OBJECTIVE →
Reproduce every line of the material below without changing any character.

DATA TO PROCESS →
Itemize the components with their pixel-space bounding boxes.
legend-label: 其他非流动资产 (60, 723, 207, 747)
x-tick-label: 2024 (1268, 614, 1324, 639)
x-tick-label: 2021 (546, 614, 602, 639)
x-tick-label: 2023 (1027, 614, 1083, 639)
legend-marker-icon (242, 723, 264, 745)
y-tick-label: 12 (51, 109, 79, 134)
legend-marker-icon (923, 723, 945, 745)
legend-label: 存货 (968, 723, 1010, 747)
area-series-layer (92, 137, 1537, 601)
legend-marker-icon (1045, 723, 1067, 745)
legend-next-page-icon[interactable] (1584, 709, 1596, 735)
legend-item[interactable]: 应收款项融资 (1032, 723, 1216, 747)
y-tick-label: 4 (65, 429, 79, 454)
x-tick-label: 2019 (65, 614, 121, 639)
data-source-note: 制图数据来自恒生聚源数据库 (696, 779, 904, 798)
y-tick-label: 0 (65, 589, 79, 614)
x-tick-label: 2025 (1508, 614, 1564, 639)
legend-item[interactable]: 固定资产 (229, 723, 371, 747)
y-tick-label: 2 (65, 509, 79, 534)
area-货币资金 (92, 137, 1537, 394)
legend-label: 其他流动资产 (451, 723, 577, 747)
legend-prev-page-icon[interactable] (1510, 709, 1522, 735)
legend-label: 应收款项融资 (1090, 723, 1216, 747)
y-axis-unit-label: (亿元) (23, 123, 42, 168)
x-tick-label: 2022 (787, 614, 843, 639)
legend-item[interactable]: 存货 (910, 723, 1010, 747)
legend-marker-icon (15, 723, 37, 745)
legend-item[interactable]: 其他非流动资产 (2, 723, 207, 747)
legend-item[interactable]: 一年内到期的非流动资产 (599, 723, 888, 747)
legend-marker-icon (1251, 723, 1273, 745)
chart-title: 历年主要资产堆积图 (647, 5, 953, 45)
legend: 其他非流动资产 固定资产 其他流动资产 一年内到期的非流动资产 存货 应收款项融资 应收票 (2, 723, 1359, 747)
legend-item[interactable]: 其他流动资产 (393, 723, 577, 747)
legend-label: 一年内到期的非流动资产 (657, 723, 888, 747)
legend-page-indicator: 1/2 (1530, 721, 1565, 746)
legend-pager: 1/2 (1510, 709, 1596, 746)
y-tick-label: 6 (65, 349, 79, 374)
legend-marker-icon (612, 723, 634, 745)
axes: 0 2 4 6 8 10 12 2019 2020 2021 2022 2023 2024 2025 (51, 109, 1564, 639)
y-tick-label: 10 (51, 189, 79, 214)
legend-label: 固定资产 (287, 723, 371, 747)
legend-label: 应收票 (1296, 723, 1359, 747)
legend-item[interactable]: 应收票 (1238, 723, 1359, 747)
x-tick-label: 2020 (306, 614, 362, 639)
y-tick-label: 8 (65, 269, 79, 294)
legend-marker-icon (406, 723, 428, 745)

WRITTEN ANSWER →
Itemize the components with their pixel-space bounding boxes.
legend-label: 其他非流动资产 (60, 723, 207, 747)
x-tick-label: 2024 (1268, 614, 1324, 639)
x-tick-label: 2021 (546, 614, 602, 639)
x-tick-label: 2023 (1027, 614, 1083, 639)
legend-marker-icon (242, 723, 264, 745)
y-tick-label: 12 (51, 109, 79, 134)
legend-marker-icon (923, 723, 945, 745)
legend-label: 存货 (968, 723, 1010, 747)
area-series-layer (92, 137, 1537, 601)
legend-marker-icon (1045, 723, 1067, 745)
legend-next-page-icon[interactable] (1584, 709, 1596, 735)
legend-item[interactable]: 应收款项融资 (1032, 723, 1216, 747)
y-tick-label: 4 (65, 429, 79, 454)
x-tick-label: 2019 (65, 614, 121, 639)
data-source-note: 制图数据来自恒生聚源数据库 (696, 779, 904, 798)
y-tick-label: 0 (65, 589, 79, 614)
x-tick-label: 2025 (1508, 614, 1564, 639)
legend-item[interactable]: 固定资产 (229, 723, 371, 747)
y-tick-label: 2 (65, 509, 79, 534)
area-货币资金 (92, 137, 1537, 394)
legend-label: 其他流动资产 (451, 723, 577, 747)
legend-prev-page-icon[interactable] (1510, 709, 1522, 735)
legend-label: 应收款项融资 (1090, 723, 1216, 747)
y-axis-unit-label: (亿元) (23, 123, 42, 168)
x-tick-label: 2022 (787, 614, 843, 639)
legend-item[interactable]: 存货 (910, 723, 1010, 747)
legend-marker-icon (15, 723, 37, 745)
legend-item[interactable]: 其他非流动资产 (2, 723, 207, 747)
legend-item[interactable]: 一年内到期的非流动资产 (599, 723, 888, 747)
legend-marker-icon (1251, 723, 1273, 745)
chart-title: 历年主要资产堆积图 (647, 5, 953, 45)
legend: 其他非流动资产 固定资产 其他流动资产 一年内到期的非流动资产 存货 应收款项融资 应收票 (2, 723, 1359, 747)
legend-item[interactable]: 其他流动资产 (393, 723, 577, 747)
legend-label: 一年内到期的非流动资产 (657, 723, 888, 747)
legend-page-indicator: 1/2 (1530, 721, 1565, 746)
legend-pager: 1/2 (1510, 709, 1596, 746)
y-tick-label: 6 (65, 349, 79, 374)
legend-marker-icon (612, 723, 634, 745)
axes: 0 2 4 6 8 10 12 2019 2020 2021 2022 2023 2024 2025 (51, 109, 1564, 639)
y-tick-label: 10 (51, 189, 79, 214)
legend-label: 固定资产 (287, 723, 371, 747)
legend-label: 应收票 (1296, 723, 1359, 747)
legend-item[interactable]: 应收票 (1238, 723, 1359, 747)
x-tick-label: 2020 (306, 614, 362, 639)
y-tick-label: 8 (65, 269, 79, 294)
legend-marker-icon (406, 723, 428, 745)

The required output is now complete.